Given request: Make an exact copy of the records, with the images left out.

[Start Dataset records]

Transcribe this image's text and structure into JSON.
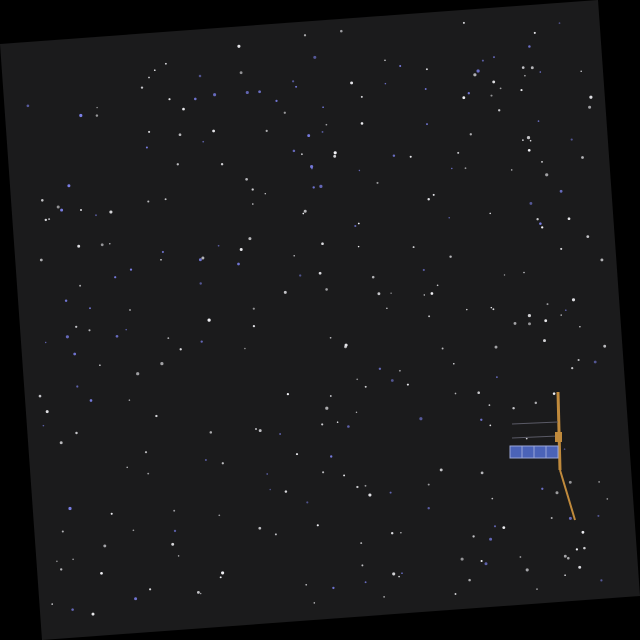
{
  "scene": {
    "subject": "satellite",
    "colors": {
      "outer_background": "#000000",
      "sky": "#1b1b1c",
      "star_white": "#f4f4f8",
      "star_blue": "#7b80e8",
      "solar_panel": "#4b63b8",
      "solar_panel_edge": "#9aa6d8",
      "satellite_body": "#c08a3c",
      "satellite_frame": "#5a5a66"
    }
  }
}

[End Dataset records]

Solution to the problem:
Transcribe this image's text and structure into JSON.
{
  "scene": {
    "subject": "satellite",
    "colors": {
      "outer_background": "#000000",
      "sky": "#1b1b1c",
      "star_white": "#f4f4f8",
      "star_blue": "#7b80e8",
      "solar_panel": "#4b63b8",
      "solar_panel_edge": "#9aa6d8",
      "satellite_body": "#c08a3c",
      "satellite_frame": "#5a5a66"
    }
  }
}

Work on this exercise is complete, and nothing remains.